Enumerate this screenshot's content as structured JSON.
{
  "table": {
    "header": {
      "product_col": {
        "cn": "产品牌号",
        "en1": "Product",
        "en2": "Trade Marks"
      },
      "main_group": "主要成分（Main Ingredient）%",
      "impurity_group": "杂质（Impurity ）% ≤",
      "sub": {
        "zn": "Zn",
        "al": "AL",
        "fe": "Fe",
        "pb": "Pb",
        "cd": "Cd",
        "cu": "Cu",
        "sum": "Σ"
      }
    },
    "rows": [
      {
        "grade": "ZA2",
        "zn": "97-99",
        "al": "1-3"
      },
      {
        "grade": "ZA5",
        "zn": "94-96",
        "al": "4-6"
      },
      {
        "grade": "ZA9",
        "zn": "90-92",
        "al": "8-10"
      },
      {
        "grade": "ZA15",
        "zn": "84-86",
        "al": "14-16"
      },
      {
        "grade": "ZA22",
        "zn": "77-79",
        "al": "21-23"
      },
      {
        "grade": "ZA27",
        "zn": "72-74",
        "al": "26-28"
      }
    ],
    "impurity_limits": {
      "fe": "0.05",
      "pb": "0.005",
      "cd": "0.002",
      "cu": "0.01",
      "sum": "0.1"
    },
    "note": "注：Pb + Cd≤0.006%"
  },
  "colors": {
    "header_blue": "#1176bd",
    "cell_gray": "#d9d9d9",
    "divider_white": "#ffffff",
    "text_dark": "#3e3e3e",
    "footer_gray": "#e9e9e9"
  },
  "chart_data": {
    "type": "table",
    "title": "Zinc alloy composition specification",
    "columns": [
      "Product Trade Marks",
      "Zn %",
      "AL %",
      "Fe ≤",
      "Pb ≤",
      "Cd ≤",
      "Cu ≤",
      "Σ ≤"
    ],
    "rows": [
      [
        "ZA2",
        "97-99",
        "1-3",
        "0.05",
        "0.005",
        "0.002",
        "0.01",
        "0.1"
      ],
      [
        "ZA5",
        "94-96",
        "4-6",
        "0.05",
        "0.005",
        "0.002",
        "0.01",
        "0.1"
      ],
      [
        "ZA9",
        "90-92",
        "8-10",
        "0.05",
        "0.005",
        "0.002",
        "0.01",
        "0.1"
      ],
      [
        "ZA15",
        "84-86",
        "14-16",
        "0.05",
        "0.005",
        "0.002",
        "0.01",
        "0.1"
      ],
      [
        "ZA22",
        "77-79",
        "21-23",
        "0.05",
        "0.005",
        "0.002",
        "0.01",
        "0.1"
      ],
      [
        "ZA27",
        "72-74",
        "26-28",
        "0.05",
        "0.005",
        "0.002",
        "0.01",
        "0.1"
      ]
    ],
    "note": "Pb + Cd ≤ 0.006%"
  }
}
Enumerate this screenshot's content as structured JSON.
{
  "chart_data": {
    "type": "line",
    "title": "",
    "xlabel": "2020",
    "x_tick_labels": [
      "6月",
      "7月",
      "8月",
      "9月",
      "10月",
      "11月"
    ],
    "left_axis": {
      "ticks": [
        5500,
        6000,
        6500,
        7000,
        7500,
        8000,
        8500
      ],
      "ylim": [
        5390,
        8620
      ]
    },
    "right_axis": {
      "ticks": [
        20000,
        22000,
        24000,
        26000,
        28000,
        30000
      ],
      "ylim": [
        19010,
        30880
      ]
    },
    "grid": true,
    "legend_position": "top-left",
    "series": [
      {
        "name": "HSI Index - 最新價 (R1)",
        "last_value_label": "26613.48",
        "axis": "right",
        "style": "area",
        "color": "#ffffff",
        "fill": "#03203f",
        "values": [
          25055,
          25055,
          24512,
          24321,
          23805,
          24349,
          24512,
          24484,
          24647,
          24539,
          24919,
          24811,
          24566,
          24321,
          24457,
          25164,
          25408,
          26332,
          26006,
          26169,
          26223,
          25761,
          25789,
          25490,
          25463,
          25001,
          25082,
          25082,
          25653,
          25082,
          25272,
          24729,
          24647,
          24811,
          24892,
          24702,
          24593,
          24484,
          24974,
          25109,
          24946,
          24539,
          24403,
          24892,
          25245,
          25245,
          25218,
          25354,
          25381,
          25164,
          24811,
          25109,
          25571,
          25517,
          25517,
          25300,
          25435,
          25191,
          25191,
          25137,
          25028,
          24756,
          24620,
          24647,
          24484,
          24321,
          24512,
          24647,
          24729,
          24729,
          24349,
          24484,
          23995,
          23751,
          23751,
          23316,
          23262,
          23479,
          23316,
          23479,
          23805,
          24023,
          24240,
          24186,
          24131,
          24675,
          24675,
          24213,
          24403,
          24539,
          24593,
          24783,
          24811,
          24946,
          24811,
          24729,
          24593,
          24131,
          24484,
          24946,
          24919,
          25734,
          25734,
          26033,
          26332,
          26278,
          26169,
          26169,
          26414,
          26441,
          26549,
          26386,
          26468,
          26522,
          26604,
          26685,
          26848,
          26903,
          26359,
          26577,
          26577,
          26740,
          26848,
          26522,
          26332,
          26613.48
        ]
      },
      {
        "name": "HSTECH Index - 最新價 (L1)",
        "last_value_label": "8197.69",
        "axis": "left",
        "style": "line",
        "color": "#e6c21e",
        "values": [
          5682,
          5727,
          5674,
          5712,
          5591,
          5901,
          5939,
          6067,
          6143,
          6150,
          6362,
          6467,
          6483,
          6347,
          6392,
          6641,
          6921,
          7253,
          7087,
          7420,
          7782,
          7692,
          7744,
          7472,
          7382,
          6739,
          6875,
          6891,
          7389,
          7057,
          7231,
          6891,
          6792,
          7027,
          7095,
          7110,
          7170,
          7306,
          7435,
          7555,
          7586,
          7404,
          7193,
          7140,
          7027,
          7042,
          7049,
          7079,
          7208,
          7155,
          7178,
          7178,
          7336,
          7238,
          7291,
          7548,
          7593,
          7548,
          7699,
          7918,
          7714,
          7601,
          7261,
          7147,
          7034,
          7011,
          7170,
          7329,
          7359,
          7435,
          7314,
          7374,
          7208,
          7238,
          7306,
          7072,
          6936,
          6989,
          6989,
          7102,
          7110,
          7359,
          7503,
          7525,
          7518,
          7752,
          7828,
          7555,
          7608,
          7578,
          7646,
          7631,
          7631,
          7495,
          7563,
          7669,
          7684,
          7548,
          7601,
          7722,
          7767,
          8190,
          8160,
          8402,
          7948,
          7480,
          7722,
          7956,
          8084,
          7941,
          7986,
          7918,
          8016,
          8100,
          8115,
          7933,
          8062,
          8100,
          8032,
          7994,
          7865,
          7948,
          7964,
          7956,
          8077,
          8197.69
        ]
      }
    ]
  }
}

▶ WHAT IS REQUIRED
Output all of the data again. Match it exactly.

▶ RESPONSE TO THIS EXERCISE
Enumerate this screenshot's content as structured JSON.
{
  "table": {
    "header": {
      "product_col": {
        "cn": "产品牌号",
        "en1": "Product",
        "en2": "Trade Marks"
      },
      "main_group": "主要成分（Main Ingredient）%",
      "impurity_group": "杂质（Impurity ）% ≤",
      "sub": {
        "zn": "Zn",
        "al": "AL",
        "fe": "Fe",
        "pb": "Pb",
        "cd": "Cd",
        "cu": "Cu",
        "sum": "Σ"
      }
    },
    "rows": [
      {
        "grade": "ZA2",
        "zn": "97-99",
        "al": "1-3"
      },
      {
        "grade": "ZA5",
        "zn": "94-96",
        "al": "4-6"
      },
      {
        "grade": "ZA9",
        "zn": "90-92",
        "al": "8-10"
      },
      {
        "grade": "ZA15",
        "zn": "84-86",
        "al": "14-16"
      },
      {
        "grade": "ZA22",
        "zn": "77-79",
        "al": "21-23"
      },
      {
        "grade": "ZA27",
        "zn": "72-74",
        "al": "26-28"
      }
    ],
    "impurity_limits": {
      "fe": "0.05",
      "pb": "0.005",
      "cd": "0.002",
      "cu": "0.01",
      "sum": "0.1"
    },
    "note": "注：Pb + Cd≤0.006%"
  },
  "colors": {
    "header_blue": "#1176bd",
    "cell_gray": "#d9d9d9",
    "divider_white": "#ffffff",
    "text_dark": "#3e3e3e",
    "footer_gray": "#e9e9e9"
  },
  "chart_data": {
    "type": "table",
    "title": "Zinc alloy composition specification",
    "columns": [
      "Product Trade Marks",
      "Zn %",
      "AL %",
      "Fe ≤",
      "Pb ≤",
      "Cd ≤",
      "Cu ≤",
      "Σ ≤"
    ],
    "rows": [
      [
        "ZA2",
        "97-99",
        "1-3",
        "0.05",
        "0.005",
        "0.002",
        "0.01",
        "0.1"
      ],
      [
        "ZA5",
        "94-96",
        "4-6",
        "0.05",
        "0.005",
        "0.002",
        "0.01",
        "0.1"
      ],
      [
        "ZA9",
        "90-92",
        "8-10",
        "0.05",
        "0.005",
        "0.002",
        "0.01",
        "0.1"
      ],
      [
        "ZA15",
        "84-86",
        "14-16",
        "0.05",
        "0.005",
        "0.002",
        "0.01",
        "0.1"
      ],
      [
        "ZA22",
        "77-79",
        "21-23",
        "0.05",
        "0.005",
        "0.002",
        "0.01",
        "0.1"
      ],
      [
        "ZA27",
        "72-74",
        "26-28",
        "0.05",
        "0.005",
        "0.002",
        "0.01",
        "0.1"
      ]
    ],
    "note": "Pb + Cd ≤ 0.006%"
  }
}
Enumerate this screenshot's content as structured JSON.
{
  "chart_data": {
    "type": "line",
    "title": "",
    "xlabel": "2020",
    "x_tick_labels": [
      "6月",
      "7月",
      "8月",
      "9月",
      "10月",
      "11月"
    ],
    "left_axis": {
      "ticks": [
        5500,
        6000,
        6500,
        7000,
        7500,
        8000,
        8500
      ],
      "ylim": [
        5390,
        8620
      ]
    },
    "right_axis": {
      "ticks": [
        20000,
        22000,
        24000,
        26000,
        28000,
        30000
      ],
      "ylim": [
        19010,
        30880
      ]
    },
    "grid": true,
    "legend_position": "top-left",
    "series": [
      {
        "name": "HSI Index - 最新價 (R1)",
        "last_value_label": "26613.48",
        "axis": "right",
        "style": "area",
        "color": "#ffffff",
        "fill": "#03203f",
        "values": [
          25055,
          25055,
          24512,
          24321,
          23805,
          24349,
          24512,
          24484,
          24647,
          24539,
          24919,
          24811,
          24566,
          24321,
          24457,
          25164,
          25408,
          26332,
          26006,
          26169,
          26223,
          25761,
          25789,
          25490,
          25463,
          25001,
          25082,
          25082,
          25653,
          25082,
          25272,
          24729,
          24647,
          24811,
          24892,
          24702,
          24593,
          24484,
          24974,
          25109,
          24946,
          24539,
          24403,
          24892,
          25245,
          25245,
          25218,
          25354,
          25381,
          25164,
          24811,
          25109,
          25571,
          25517,
          25517,
          25300,
          25435,
          25191,
          25191,
          25137,
          25028,
          24756,
          24620,
          24647,
          24484,
          24321,
          24512,
          24647,
          24729,
          24729,
          24349,
          24484,
          23995,
          23751,
          23751,
          23316,
          23262,
          23479,
          23316,
          23479,
          23805,
          24023,
          24240,
          24186,
          24131,
          24675,
          24675,
          24213,
          24403,
          24539,
          24593,
          24783,
          24811,
          24946,
          24811,
          24729,
          24593,
          24131,
          24484,
          24946,
          24919,
          25734,
          25734,
          26033,
          26332,
          26278,
          26169,
          26169,
          26414,
          26441,
          26549,
          26386,
          26468,
          26522,
          26604,
          26685,
          26848,
          26903,
          26359,
          26577,
          26577,
          26740,
          26848,
          26522,
          26332,
          26613.48
        ]
      },
      {
        "name": "HSTECH Index - 最新價 (L1)",
        "last_value_label": "8197.69",
        "axis": "left",
        "style": "line",
        "color": "#e6c21e",
        "values": [
          5682,
          5727,
          5674,
          5712,
          5591,
          5901,
          5939,
          6067,
          6143,
          6150,
          6362,
          6467,
          6483,
          6347,
          6392,
          6641,
          6921,
          7253,
          7087,
          7420,
          7782,
          7692,
          7744,
          7472,
          7382,
          6739,
          6875,
          6891,
          7389,
          7057,
          7231,
          6891,
          6792,
          7027,
          7095,
          7110,
          7170,
          7306,
          7435,
          7555,
          7586,
          7404,
          7193,
          7140,
          7027,
          7042,
          7049,
          7079,
          7208,
          7155,
          7178,
          7178,
          7336,
          7238,
          7291,
          7548,
          7593,
          7548,
          7699,
          7918,
          7714,
          7601,
          7261,
          7147,
          7034,
          7011,
          7170,
          7329,
          7359,
          7435,
          7314,
          7374,
          7208,
          7238,
          7306,
          7072,
          6936,
          6989,
          6989,
          7102,
          7110,
          7359,
          7503,
          7525,
          7518,
          7752,
          7828,
          7555,
          7608,
          7578,
          7646,
          7631,
          7631,
          7495,
          7563,
          7669,
          7684,
          7548,
          7601,
          7722,
          7767,
          8190,
          8160,
          8402,
          7948,
          7480,
          7722,
          7956,
          8084,
          7941,
          7986,
          7918,
          8016,
          8100,
          8115,
          7933,
          8062,
          8100,
          8032,
          7994,
          7865,
          7948,
          7964,
          7956,
          8077,
          8197.69
        ]
      }
    ]
  }
}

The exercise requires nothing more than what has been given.